**The exercise:** Reproduce the items word for word, from the first line of the items through the line containing "yoy-bar <box>453 249 473 314</box>", including both of those lines.

^^^^^^^^^^^^^^^^

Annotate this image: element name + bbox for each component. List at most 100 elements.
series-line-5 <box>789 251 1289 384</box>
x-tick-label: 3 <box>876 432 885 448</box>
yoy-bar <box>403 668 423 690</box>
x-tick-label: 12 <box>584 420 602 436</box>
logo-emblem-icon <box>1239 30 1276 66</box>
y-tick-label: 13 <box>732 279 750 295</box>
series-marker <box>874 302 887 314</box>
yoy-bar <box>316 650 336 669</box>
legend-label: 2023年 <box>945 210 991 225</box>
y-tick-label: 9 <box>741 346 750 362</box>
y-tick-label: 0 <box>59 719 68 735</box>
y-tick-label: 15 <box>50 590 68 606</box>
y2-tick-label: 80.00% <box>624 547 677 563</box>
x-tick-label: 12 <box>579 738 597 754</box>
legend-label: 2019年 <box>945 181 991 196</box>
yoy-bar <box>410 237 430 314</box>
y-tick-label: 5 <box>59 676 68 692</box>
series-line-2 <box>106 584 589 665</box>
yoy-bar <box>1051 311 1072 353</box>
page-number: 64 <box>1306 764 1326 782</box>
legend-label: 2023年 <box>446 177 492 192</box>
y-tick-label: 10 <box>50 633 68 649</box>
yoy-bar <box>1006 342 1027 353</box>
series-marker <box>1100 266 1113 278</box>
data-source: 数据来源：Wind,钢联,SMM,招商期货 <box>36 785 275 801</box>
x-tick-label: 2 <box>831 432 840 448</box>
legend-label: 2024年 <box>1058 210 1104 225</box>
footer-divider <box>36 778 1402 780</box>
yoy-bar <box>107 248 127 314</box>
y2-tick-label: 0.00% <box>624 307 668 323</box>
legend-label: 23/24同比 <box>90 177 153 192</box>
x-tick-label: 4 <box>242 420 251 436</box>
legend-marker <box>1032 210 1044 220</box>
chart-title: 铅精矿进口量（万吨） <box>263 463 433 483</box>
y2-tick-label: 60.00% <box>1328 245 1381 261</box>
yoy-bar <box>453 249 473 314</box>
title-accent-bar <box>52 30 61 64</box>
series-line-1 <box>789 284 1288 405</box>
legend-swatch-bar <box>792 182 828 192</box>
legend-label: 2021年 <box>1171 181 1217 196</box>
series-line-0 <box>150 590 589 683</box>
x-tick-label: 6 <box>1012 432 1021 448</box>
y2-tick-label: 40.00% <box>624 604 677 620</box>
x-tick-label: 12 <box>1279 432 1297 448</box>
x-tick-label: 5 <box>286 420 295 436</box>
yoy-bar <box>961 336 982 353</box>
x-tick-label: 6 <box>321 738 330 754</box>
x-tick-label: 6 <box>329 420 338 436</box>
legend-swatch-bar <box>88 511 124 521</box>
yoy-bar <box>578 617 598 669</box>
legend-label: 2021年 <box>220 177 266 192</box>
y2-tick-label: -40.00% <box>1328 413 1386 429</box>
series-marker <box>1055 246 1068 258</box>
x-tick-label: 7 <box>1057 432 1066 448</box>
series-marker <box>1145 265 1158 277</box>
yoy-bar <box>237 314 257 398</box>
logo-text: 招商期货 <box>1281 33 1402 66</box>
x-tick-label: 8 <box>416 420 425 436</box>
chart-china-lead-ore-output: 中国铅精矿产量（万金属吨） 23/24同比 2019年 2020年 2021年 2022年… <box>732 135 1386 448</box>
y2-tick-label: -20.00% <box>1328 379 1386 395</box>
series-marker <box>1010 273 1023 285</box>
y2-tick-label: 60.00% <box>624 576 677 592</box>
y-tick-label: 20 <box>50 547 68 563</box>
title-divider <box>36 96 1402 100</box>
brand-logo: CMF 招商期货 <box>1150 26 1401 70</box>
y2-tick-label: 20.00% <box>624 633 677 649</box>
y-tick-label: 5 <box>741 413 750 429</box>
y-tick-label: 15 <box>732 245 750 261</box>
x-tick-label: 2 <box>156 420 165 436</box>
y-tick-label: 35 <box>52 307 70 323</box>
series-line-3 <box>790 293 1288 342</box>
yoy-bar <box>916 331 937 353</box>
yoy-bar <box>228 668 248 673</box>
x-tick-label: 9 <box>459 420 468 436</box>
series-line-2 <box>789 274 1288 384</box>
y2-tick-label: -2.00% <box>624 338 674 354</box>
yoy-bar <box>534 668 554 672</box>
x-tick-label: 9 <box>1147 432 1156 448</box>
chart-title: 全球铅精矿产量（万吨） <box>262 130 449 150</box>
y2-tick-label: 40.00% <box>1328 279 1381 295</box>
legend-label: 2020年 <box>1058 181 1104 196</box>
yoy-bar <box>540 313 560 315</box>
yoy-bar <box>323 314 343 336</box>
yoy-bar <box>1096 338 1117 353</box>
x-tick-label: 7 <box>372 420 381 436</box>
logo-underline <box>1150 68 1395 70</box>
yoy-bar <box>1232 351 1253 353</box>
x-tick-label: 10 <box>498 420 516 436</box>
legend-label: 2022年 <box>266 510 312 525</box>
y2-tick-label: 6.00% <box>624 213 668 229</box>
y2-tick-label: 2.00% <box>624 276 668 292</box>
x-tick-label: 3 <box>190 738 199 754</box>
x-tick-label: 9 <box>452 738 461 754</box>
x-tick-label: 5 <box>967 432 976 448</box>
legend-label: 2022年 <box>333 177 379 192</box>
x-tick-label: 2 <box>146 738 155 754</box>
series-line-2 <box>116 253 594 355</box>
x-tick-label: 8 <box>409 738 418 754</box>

^^^^^^^^^^^^^^^^

**Worked solution:**
Annotate this image: element name + bbox for each component. List at most 100 elements.
series-line-5 <box>789 251 1289 384</box>
x-tick-label: 3 <box>876 432 885 448</box>
yoy-bar <box>403 668 423 690</box>
x-tick-label: 12 <box>584 420 602 436</box>
logo-emblem-icon <box>1239 30 1276 66</box>
y-tick-label: 13 <box>732 279 750 295</box>
series-marker <box>874 302 887 314</box>
yoy-bar <box>316 650 336 669</box>
legend-label: 2023年 <box>945 210 991 225</box>
y-tick-label: 9 <box>741 346 750 362</box>
y-tick-label: 0 <box>59 719 68 735</box>
y-tick-label: 15 <box>50 590 68 606</box>
y2-tick-label: 80.00% <box>624 547 677 563</box>
x-tick-label: 12 <box>579 738 597 754</box>
legend-label: 2019年 <box>945 181 991 196</box>
yoy-bar <box>410 237 430 314</box>
y-tick-label: 5 <box>59 676 68 692</box>
series-line-2 <box>106 584 589 665</box>
yoy-bar <box>1051 311 1072 353</box>
page-number: 64 <box>1306 764 1326 782</box>
legend-label: 2023年 <box>446 177 492 192</box>
y-tick-label: 10 <box>50 633 68 649</box>
yoy-bar <box>1006 342 1027 353</box>
series-marker <box>1100 266 1113 278</box>
data-source: 数据来源：Wind,钢联,SMM,招商期货 <box>36 785 275 801</box>
x-tick-label: 2 <box>831 432 840 448</box>
legend-label: 2024年 <box>1058 210 1104 225</box>
footer-divider <box>36 778 1402 780</box>
yoy-bar <box>107 248 127 314</box>
y2-tick-label: 0.00% <box>624 307 668 323</box>
legend-label: 23/24同比 <box>90 177 153 192</box>
x-tick-label: 4 <box>242 420 251 436</box>
legend-marker <box>1032 210 1044 220</box>
chart-title: 铅精矿进口量（万吨） <box>263 463 433 483</box>
y2-tick-label: 60.00% <box>1328 245 1381 261</box>
yoy-bar <box>453 249 473 314</box>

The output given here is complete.